Raw records
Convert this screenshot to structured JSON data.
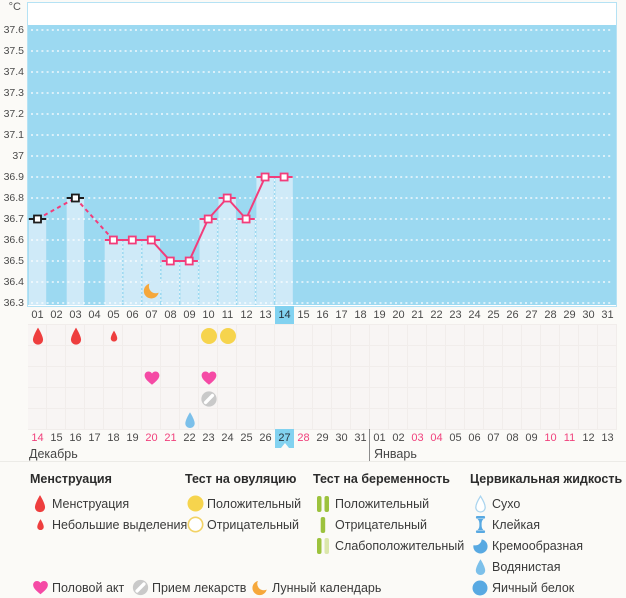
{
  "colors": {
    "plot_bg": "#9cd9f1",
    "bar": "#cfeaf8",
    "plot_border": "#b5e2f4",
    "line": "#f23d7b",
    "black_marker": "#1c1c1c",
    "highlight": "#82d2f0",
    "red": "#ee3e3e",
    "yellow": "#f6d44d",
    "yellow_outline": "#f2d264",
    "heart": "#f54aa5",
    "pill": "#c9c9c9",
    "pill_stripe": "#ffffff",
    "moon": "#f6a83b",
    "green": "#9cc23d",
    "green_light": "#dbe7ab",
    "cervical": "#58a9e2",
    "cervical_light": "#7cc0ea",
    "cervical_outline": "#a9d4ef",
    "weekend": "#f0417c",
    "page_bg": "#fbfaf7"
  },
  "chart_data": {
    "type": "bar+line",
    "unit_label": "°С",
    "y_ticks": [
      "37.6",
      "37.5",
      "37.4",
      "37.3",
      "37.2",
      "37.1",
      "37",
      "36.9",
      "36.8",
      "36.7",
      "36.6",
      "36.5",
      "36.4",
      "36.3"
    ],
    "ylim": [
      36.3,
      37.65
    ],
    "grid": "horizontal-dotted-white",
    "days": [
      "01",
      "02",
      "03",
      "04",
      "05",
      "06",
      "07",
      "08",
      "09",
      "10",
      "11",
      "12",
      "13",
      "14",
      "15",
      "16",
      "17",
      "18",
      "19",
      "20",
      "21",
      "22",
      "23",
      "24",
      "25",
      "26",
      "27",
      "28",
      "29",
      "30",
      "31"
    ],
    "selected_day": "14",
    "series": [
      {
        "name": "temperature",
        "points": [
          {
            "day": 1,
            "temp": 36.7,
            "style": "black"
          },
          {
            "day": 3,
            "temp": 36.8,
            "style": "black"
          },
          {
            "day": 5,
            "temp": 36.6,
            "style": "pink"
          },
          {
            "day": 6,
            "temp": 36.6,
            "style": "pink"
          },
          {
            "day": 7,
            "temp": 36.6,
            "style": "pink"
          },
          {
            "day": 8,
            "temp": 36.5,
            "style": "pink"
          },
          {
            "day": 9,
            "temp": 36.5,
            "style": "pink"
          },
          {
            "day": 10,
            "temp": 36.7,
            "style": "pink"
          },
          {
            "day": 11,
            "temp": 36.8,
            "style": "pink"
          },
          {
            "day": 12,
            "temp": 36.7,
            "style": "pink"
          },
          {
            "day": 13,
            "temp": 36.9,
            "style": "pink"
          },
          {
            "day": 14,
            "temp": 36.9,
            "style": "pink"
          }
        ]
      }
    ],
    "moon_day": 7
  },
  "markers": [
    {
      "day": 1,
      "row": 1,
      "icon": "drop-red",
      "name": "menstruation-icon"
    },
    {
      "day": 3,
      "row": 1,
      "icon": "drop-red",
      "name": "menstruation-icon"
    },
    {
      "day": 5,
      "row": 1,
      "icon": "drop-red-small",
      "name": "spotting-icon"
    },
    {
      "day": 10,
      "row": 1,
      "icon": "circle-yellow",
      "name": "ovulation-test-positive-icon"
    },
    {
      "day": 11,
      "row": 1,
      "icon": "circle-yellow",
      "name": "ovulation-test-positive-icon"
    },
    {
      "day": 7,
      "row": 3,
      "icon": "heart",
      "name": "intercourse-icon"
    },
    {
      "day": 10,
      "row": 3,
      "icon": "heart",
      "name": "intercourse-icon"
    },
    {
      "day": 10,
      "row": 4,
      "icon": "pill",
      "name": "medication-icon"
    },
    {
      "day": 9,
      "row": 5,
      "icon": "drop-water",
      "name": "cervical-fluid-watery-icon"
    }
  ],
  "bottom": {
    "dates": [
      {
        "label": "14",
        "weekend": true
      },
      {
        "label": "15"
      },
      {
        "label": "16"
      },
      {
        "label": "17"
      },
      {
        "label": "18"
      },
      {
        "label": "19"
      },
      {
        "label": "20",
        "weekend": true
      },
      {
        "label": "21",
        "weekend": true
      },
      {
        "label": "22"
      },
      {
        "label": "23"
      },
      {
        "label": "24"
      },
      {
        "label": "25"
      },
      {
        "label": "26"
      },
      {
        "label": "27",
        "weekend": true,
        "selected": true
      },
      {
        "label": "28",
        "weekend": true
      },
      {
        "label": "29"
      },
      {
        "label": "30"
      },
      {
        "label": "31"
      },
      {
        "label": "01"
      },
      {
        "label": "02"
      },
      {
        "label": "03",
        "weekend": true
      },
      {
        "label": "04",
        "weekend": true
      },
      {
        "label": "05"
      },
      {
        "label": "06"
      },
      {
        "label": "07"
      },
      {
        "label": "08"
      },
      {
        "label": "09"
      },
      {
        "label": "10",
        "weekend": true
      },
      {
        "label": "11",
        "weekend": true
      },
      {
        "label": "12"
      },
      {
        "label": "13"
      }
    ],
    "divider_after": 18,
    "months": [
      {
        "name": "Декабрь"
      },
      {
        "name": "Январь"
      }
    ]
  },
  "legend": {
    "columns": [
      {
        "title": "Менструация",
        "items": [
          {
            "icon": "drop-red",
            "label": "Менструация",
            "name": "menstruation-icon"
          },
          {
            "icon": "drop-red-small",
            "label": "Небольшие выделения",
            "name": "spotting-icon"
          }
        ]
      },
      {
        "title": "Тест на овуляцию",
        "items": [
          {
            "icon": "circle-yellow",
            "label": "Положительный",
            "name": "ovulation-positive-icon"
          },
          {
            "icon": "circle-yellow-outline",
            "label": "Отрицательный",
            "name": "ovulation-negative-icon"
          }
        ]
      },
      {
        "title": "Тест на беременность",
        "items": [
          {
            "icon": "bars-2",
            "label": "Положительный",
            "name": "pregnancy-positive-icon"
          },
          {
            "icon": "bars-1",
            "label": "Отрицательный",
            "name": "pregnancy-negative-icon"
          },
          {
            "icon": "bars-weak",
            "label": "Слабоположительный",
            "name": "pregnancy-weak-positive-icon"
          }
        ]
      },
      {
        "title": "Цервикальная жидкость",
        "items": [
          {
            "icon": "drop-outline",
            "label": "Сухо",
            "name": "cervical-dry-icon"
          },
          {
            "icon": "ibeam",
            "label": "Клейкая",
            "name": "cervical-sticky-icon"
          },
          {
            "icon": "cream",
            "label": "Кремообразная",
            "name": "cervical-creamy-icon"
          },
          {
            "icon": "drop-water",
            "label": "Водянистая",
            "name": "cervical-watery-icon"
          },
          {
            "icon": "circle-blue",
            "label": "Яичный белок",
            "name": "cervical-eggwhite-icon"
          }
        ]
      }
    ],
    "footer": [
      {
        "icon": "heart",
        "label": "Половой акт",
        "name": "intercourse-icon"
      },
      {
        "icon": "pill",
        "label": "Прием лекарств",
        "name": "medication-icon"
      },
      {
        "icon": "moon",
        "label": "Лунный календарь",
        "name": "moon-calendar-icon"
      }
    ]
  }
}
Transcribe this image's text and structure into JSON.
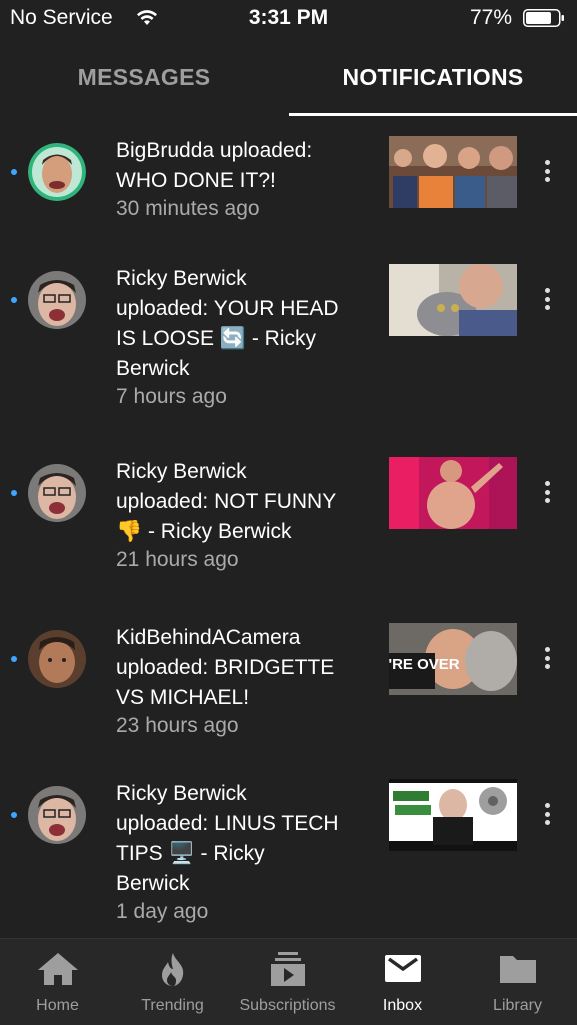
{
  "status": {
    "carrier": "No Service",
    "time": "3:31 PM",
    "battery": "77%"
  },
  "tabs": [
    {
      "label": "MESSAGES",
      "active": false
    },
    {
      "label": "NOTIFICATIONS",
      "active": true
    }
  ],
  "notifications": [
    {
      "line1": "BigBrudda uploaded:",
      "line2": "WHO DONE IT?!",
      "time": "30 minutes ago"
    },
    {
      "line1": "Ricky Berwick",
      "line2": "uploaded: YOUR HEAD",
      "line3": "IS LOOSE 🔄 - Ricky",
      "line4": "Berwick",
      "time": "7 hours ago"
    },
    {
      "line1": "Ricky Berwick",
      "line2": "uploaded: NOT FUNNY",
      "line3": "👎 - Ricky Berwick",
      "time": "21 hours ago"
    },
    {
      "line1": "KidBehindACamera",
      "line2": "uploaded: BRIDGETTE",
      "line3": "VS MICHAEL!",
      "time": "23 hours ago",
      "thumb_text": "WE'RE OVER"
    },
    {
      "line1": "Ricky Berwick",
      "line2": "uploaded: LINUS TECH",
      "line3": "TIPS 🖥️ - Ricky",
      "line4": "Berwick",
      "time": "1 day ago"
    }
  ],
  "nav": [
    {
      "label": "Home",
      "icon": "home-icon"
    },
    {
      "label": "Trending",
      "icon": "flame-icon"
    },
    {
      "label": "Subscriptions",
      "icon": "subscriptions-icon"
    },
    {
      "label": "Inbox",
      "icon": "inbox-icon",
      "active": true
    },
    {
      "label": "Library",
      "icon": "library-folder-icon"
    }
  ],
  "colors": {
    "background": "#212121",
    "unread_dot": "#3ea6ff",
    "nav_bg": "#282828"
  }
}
---
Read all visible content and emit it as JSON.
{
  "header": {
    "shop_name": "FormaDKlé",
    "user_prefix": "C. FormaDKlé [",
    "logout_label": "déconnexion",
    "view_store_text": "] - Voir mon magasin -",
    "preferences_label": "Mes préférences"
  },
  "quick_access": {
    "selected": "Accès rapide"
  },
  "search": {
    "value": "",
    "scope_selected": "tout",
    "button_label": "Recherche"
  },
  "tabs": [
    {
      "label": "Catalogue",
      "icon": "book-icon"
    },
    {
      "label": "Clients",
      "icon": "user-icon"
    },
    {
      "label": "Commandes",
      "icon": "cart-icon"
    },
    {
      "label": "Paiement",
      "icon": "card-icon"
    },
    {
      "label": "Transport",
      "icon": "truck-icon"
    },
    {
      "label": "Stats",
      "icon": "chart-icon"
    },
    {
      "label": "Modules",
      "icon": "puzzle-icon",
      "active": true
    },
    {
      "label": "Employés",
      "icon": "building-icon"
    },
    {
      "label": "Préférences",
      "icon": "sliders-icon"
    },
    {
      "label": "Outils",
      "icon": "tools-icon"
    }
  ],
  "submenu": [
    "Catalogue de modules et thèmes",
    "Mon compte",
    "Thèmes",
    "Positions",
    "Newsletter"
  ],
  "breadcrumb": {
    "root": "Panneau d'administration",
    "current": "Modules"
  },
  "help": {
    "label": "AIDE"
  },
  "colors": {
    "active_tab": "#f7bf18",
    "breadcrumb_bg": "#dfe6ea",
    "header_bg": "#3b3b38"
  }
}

[Task prompt] Where a line holds "Менструация", copy it out.

[Answer to this task]
        "title": "Менструация",
            "label": "Менструация",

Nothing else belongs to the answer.